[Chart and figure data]
•••
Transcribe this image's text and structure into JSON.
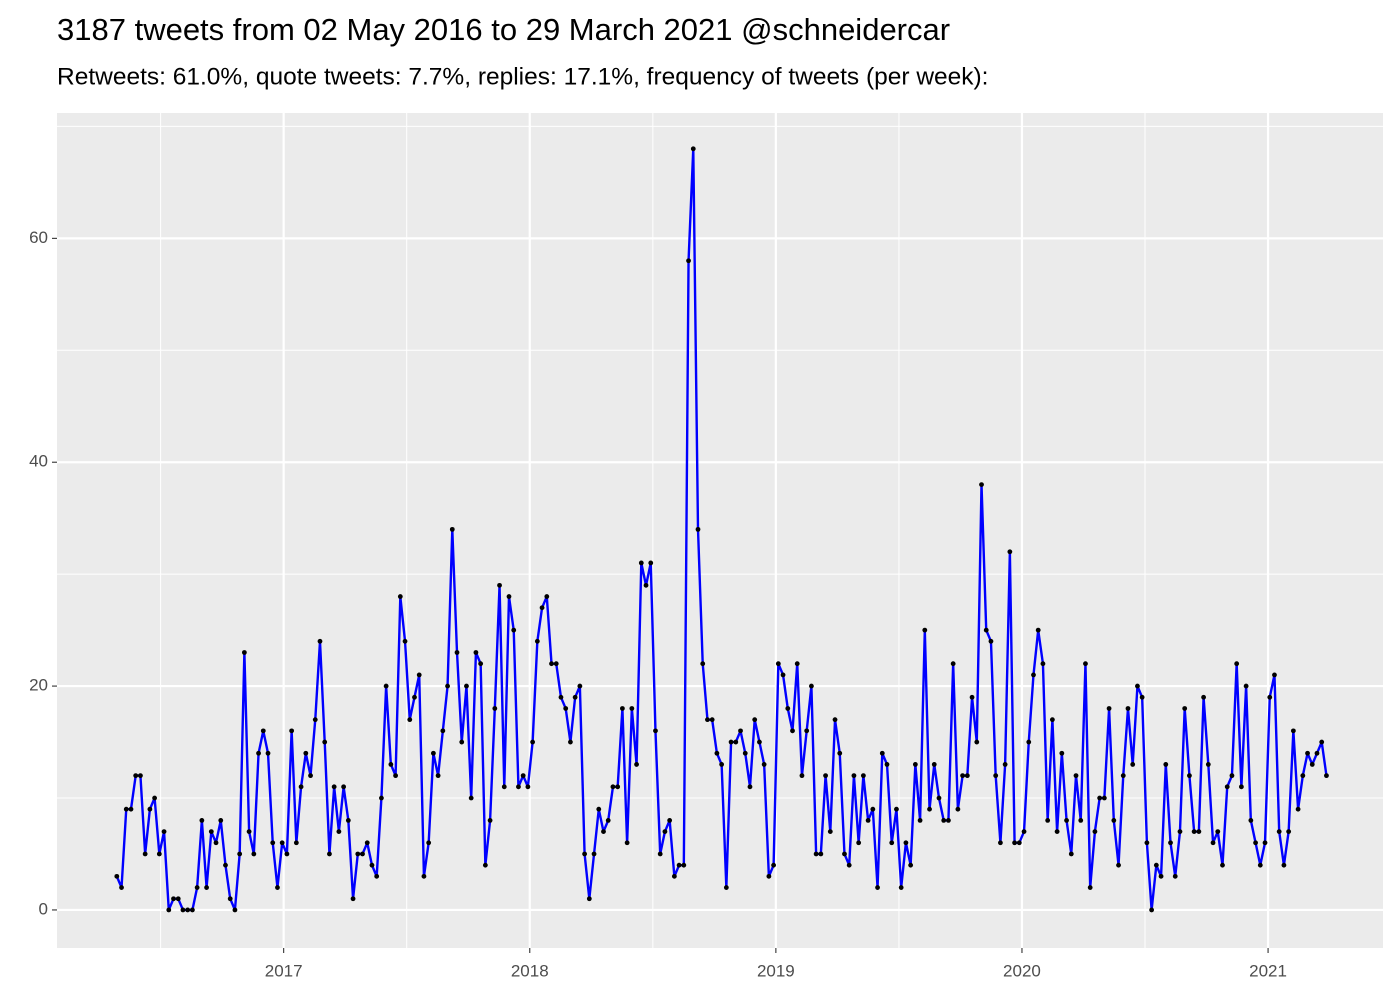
{
  "chart_data": {
    "type": "line",
    "title": "3187 tweets from 02 May 2016 to 29 March 2021 @schneidercar",
    "subtitle": "Retweets: 61.0%, quote tweets: 7.7%, replies: 17.1%, frequency of tweets (per week):",
    "color": "#0000ff",
    "point_color": "#000000",
    "grid": true,
    "xlim": [
      2016.079,
      2021.467
    ],
    "xticks": [
      2017,
      2018,
      2019,
      2020,
      2021
    ],
    "ylim": [
      -3.4,
      71.2
    ],
    "yticks": [
      0,
      20,
      40,
      60
    ],
    "x": [
      2016.322,
      2016.3412,
      2016.3604,
      2016.3796,
      2016.3988,
      2016.418,
      2016.4372,
      2016.4564,
      2016.4756,
      2016.4948,
      2016.514,
      2016.5332,
      2016.5524,
      2016.5716,
      2016.5908,
      2016.61,
      2016.6292,
      2016.6484,
      2016.6676,
      2016.6868,
      2016.706,
      2016.7252,
      2016.7444,
      2016.7636,
      2016.7828,
      2016.802,
      2016.8212,
      2016.8404,
      2016.8596,
      2016.8788,
      2016.898,
      2016.9172,
      2016.9364,
      2016.9556,
      2016.9748,
      2016.994,
      2017.0132,
      2017.0324,
      2017.0516,
      2017.0708,
      2017.09,
      2017.1092,
      2017.1284,
      2017.1476,
      2017.1668,
      2017.186,
      2017.2052,
      2017.2244,
      2017.2436,
      2017.2628,
      2017.282,
      2017.3012,
      2017.3204,
      2017.3396,
      2017.3588,
      2017.378,
      2017.3972,
      2017.4164,
      2017.4356,
      2017.4548,
      2017.474,
      2017.4932,
      2017.5124,
      2017.5316,
      2017.5508,
      2017.57,
      2017.5892,
      2017.6084,
      2017.6276,
      2017.6468,
      2017.666,
      2017.6852,
      2017.7044,
      2017.7236,
      2017.7428,
      2017.762,
      2017.7812,
      2017.8004,
      2017.8196,
      2017.8388,
      2017.858,
      2017.8772,
      2017.8964,
      2017.9156,
      2017.9348,
      2017.954,
      2017.9732,
      2017.9924,
      2018.0116,
      2018.0308,
      2018.05,
      2018.0692,
      2018.0884,
      2018.1076,
      2018.1268,
      2018.146,
      2018.1652,
      2018.1844,
      2018.2036,
      2018.2228,
      2018.242,
      2018.2612,
      2018.2804,
      2018.2996,
      2018.3188,
      2018.338,
      2018.3572,
      2018.3764,
      2018.3956,
      2018.4148,
      2018.434,
      2018.4532,
      2018.4724,
      2018.4916,
      2018.5108,
      2018.53,
      2018.5492,
      2018.5684,
      2018.5876,
      2018.6068,
      2018.626,
      2018.6452,
      2018.6644,
      2018.6836,
      2018.7028,
      2018.722,
      2018.7412,
      2018.7604,
      2018.7796,
      2018.7988,
      2018.818,
      2018.8372,
      2018.8564,
      2018.8756,
      2018.8948,
      2018.914,
      2018.9332,
      2018.9524,
      2018.9716,
      2018.9908,
      2019.01,
      2019.0292,
      2019.0484,
      2019.0676,
      2019.0868,
      2019.106,
      2019.1252,
      2019.1444,
      2019.1636,
      2019.1828,
      2019.202,
      2019.2212,
      2019.2404,
      2019.2596,
      2019.2788,
      2019.298,
      2019.3172,
      2019.3364,
      2019.3556,
      2019.3748,
      2019.394,
      2019.4132,
      2019.4324,
      2019.4516,
      2019.4708,
      2019.49,
      2019.5092,
      2019.5284,
      2019.5476,
      2019.5668,
      2019.586,
      2019.6052,
      2019.6244,
      2019.6436,
      2019.6628,
      2019.682,
      2019.7012,
      2019.7204,
      2019.7396,
      2019.7588,
      2019.778,
      2019.7972,
      2019.8164,
      2019.8356,
      2019.8548,
      2019.874,
      2019.8932,
      2019.9124,
      2019.9316,
      2019.9508,
      2019.97,
      2019.9892,
      2020.0084,
      2020.0276,
      2020.0468,
      2020.066,
      2020.0852,
      2020.1044,
      2020.1236,
      2020.1428,
      2020.162,
      2020.1812,
      2020.2004,
      2020.2196,
      2020.2388,
      2020.258,
      2020.2772,
      2020.2964,
      2020.3156,
      2020.3348,
      2020.354,
      2020.3732,
      2020.3924,
      2020.4116,
      2020.4308,
      2020.45,
      2020.4692,
      2020.4884,
      2020.5076,
      2020.5268,
      2020.546,
      2020.5652,
      2020.5844,
      2020.6036,
      2020.6228,
      2020.642,
      2020.6612,
      2020.6804,
      2020.6996,
      2020.7188,
      2020.738,
      2020.7572,
      2020.7764,
      2020.7956,
      2020.8148,
      2020.834,
      2020.8532,
      2020.8724,
      2020.8916,
      2020.9108,
      2020.93,
      2020.9492,
      2020.9684,
      2020.9876,
      2021.0068,
      2021.026,
      2021.0452,
      2021.0644,
      2021.0836,
      2021.1028,
      2021.122,
      2021.1412,
      2021.1604,
      2021.1796,
      2021.1988,
      2021.218,
      2021.2372
    ],
    "values": [
      3,
      2,
      9,
      9,
      12,
      12,
      5,
      9,
      10,
      5,
      7,
      0,
      1,
      1,
      0,
      0,
      0,
      2,
      8,
      2,
      7,
      6,
      8,
      4,
      1,
      0,
      5,
      23,
      7,
      5,
      14,
      16,
      14,
      6,
      2,
      6,
      5,
      16,
      6,
      11,
      14,
      12,
      17,
      24,
      15,
      5,
      11,
      7,
      11,
      8,
      1,
      5,
      5,
      6,
      4,
      3,
      10,
      20,
      13,
      12,
      28,
      24,
      17,
      19,
      21,
      3,
      6,
      14,
      12,
      16,
      20,
      34,
      23,
      15,
      20,
      10,
      23,
      22,
      4,
      8,
      18,
      29,
      11,
      28,
      25,
      11,
      12,
      11,
      15,
      24,
      27,
      28,
      22,
      22,
      19,
      18,
      15,
      19,
      20,
      5,
      1,
      5,
      9,
      7,
      8,
      11,
      11,
      18,
      6,
      18,
      13,
      31,
      29,
      31,
      16,
      5,
      7,
      8,
      3,
      4,
      4,
      58,
      68,
      34,
      22,
      17,
      17,
      14,
      13,
      2,
      15,
      15,
      16,
      14,
      11,
      17,
      15,
      13,
      3,
      4,
      22,
      21,
      18,
      16,
      22,
      12,
      16,
      20,
      5,
      5,
      12,
      7,
      17,
      14,
      5,
      4,
      12,
      6,
      12,
      8,
      9,
      2,
      14,
      13,
      6,
      9,
      2,
      6,
      4,
      13,
      8,
      25,
      9,
      13,
      10,
      8,
      8,
      22,
      9,
      12,
      12,
      19,
      15,
      38,
      25,
      24,
      12,
      6,
      13,
      32,
      6,
      6,
      7,
      15,
      21,
      25,
      22,
      8,
      17,
      7,
      14,
      8,
      5,
      12,
      8,
      22,
      2,
      7,
      10,
      10,
      18,
      8,
      4,
      12,
      18,
      13,
      20,
      19,
      6,
      0,
      4,
      3,
      13,
      6,
      3,
      7,
      18,
      12,
      7,
      7,
      19,
      13,
      6,
      7,
      4,
      11,
      12,
      22,
      11,
      20,
      8,
      6,
      4,
      6,
      19,
      21,
      7,
      4,
      7,
      16,
      9,
      12,
      14,
      13,
      14,
      15,
      12
    ]
  }
}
•••
Using the material above, set down every line exactly, but skip the pictures.

_Exercise response_:
Transcribe this image's text and structure into JSON.
{
  "chart_data": {
    "type": "line",
    "title": "3187 tweets from 02 May 2016 to 29 March 2021 @schneidercar",
    "subtitle": "Retweets: 61.0%, quote tweets: 7.7%, replies: 17.1%, frequency of tweets (per week):",
    "color": "#0000ff",
    "point_color": "#000000",
    "grid": true,
    "xlim": [
      2016.079,
      2021.467
    ],
    "xticks": [
      2017,
      2018,
      2019,
      2020,
      2021
    ],
    "ylim": [
      -3.4,
      71.2
    ],
    "yticks": [
      0,
      20,
      40,
      60
    ],
    "x": [
      2016.322,
      2016.3412,
      2016.3604,
      2016.3796,
      2016.3988,
      2016.418,
      2016.4372,
      2016.4564,
      2016.4756,
      2016.4948,
      2016.514,
      2016.5332,
      2016.5524,
      2016.5716,
      2016.5908,
      2016.61,
      2016.6292,
      2016.6484,
      2016.6676,
      2016.6868,
      2016.706,
      2016.7252,
      2016.7444,
      2016.7636,
      2016.7828,
      2016.802,
      2016.8212,
      2016.8404,
      2016.8596,
      2016.8788,
      2016.898,
      2016.9172,
      2016.9364,
      2016.9556,
      2016.9748,
      2016.994,
      2017.0132,
      2017.0324,
      2017.0516,
      2017.0708,
      2017.09,
      2017.1092,
      2017.1284,
      2017.1476,
      2017.1668,
      2017.186,
      2017.2052,
      2017.2244,
      2017.2436,
      2017.2628,
      2017.282,
      2017.3012,
      2017.3204,
      2017.3396,
      2017.3588,
      2017.378,
      2017.3972,
      2017.4164,
      2017.4356,
      2017.4548,
      2017.474,
      2017.4932,
      2017.5124,
      2017.5316,
      2017.5508,
      2017.57,
      2017.5892,
      2017.6084,
      2017.6276,
      2017.6468,
      2017.666,
      2017.6852,
      2017.7044,
      2017.7236,
      2017.7428,
      2017.762,
      2017.7812,
      2017.8004,
      2017.8196,
      2017.8388,
      2017.858,
      2017.8772,
      2017.8964,
      2017.9156,
      2017.9348,
      2017.954,
      2017.9732,
      2017.9924,
      2018.0116,
      2018.0308,
      2018.05,
      2018.0692,
      2018.0884,
      2018.1076,
      2018.1268,
      2018.146,
      2018.1652,
      2018.1844,
      2018.2036,
      2018.2228,
      2018.242,
      2018.2612,
      2018.2804,
      2018.2996,
      2018.3188,
      2018.338,
      2018.3572,
      2018.3764,
      2018.3956,
      2018.4148,
      2018.434,
      2018.4532,
      2018.4724,
      2018.4916,
      2018.5108,
      2018.53,
      2018.5492,
      2018.5684,
      2018.5876,
      2018.6068,
      2018.626,
      2018.6452,
      2018.6644,
      2018.6836,
      2018.7028,
      2018.722,
      2018.7412,
      2018.7604,
      2018.7796,
      2018.7988,
      2018.818,
      2018.8372,
      2018.8564,
      2018.8756,
      2018.8948,
      2018.914,
      2018.9332,
      2018.9524,
      2018.9716,
      2018.9908,
      2019.01,
      2019.0292,
      2019.0484,
      2019.0676,
      2019.0868,
      2019.106,
      2019.1252,
      2019.1444,
      2019.1636,
      2019.1828,
      2019.202,
      2019.2212,
      2019.2404,
      2019.2596,
      2019.2788,
      2019.298,
      2019.3172,
      2019.3364,
      2019.3556,
      2019.3748,
      2019.394,
      2019.4132,
      2019.4324,
      2019.4516,
      2019.4708,
      2019.49,
      2019.5092,
      2019.5284,
      2019.5476,
      2019.5668,
      2019.586,
      2019.6052,
      2019.6244,
      2019.6436,
      2019.6628,
      2019.682,
      2019.7012,
      2019.7204,
      2019.7396,
      2019.7588,
      2019.778,
      2019.7972,
      2019.8164,
      2019.8356,
      2019.8548,
      2019.874,
      2019.8932,
      2019.9124,
      2019.9316,
      2019.9508,
      2019.97,
      2019.9892,
      2020.0084,
      2020.0276,
      2020.0468,
      2020.066,
      2020.0852,
      2020.1044,
      2020.1236,
      2020.1428,
      2020.162,
      2020.1812,
      2020.2004,
      2020.2196,
      2020.2388,
      2020.258,
      2020.2772,
      2020.2964,
      2020.3156,
      2020.3348,
      2020.354,
      2020.3732,
      2020.3924,
      2020.4116,
      2020.4308,
      2020.45,
      2020.4692,
      2020.4884,
      2020.5076,
      2020.5268,
      2020.546,
      2020.5652,
      2020.5844,
      2020.6036,
      2020.6228,
      2020.642,
      2020.6612,
      2020.6804,
      2020.6996,
      2020.7188,
      2020.738,
      2020.7572,
      2020.7764,
      2020.7956,
      2020.8148,
      2020.834,
      2020.8532,
      2020.8724,
      2020.8916,
      2020.9108,
      2020.93,
      2020.9492,
      2020.9684,
      2020.9876,
      2021.0068,
      2021.026,
      2021.0452,
      2021.0644,
      2021.0836,
      2021.1028,
      2021.122,
      2021.1412,
      2021.1604,
      2021.1796,
      2021.1988,
      2021.218,
      2021.2372
    ],
    "values": [
      3,
      2,
      9,
      9,
      12,
      12,
      5,
      9,
      10,
      5,
      7,
      0,
      1,
      1,
      0,
      0,
      0,
      2,
      8,
      2,
      7,
      6,
      8,
      4,
      1,
      0,
      5,
      23,
      7,
      5,
      14,
      16,
      14,
      6,
      2,
      6,
      5,
      16,
      6,
      11,
      14,
      12,
      17,
      24,
      15,
      5,
      11,
      7,
      11,
      8,
      1,
      5,
      5,
      6,
      4,
      3,
      10,
      20,
      13,
      12,
      28,
      24,
      17,
      19,
      21,
      3,
      6,
      14,
      12,
      16,
      20,
      34,
      23,
      15,
      20,
      10,
      23,
      22,
      4,
      8,
      18,
      29,
      11,
      28,
      25,
      11,
      12,
      11,
      15,
      24,
      27,
      28,
      22,
      22,
      19,
      18,
      15,
      19,
      20,
      5,
      1,
      5,
      9,
      7,
      8,
      11,
      11,
      18,
      6,
      18,
      13,
      31,
      29,
      31,
      16,
      5,
      7,
      8,
      3,
      4,
      4,
      58,
      68,
      34,
      22,
      17,
      17,
      14,
      13,
      2,
      15,
      15,
      16,
      14,
      11,
      17,
      15,
      13,
      3,
      4,
      22,
      21,
      18,
      16,
      22,
      12,
      16,
      20,
      5,
      5,
      12,
      7,
      17,
      14,
      5,
      4,
      12,
      6,
      12,
      8,
      9,
      2,
      14,
      13,
      6,
      9,
      2,
      6,
      4,
      13,
      8,
      25,
      9,
      13,
      10,
      8,
      8,
      22,
      9,
      12,
      12,
      19,
      15,
      38,
      25,
      24,
      12,
      6,
      13,
      32,
      6,
      6,
      7,
      15,
      21,
      25,
      22,
      8,
      17,
      7,
      14,
      8,
      5,
      12,
      8,
      22,
      2,
      7,
      10,
      10,
      18,
      8,
      4,
      12,
      18,
      13,
      20,
      19,
      6,
      0,
      4,
      3,
      13,
      6,
      3,
      7,
      18,
      12,
      7,
      7,
      19,
      13,
      6,
      7,
      4,
      11,
      12,
      22,
      11,
      20,
      8,
      6,
      4,
      6,
      19,
      21,
      7,
      4,
      7,
      16,
      9,
      12,
      14,
      13,
      14,
      15,
      12
    ]
  }
}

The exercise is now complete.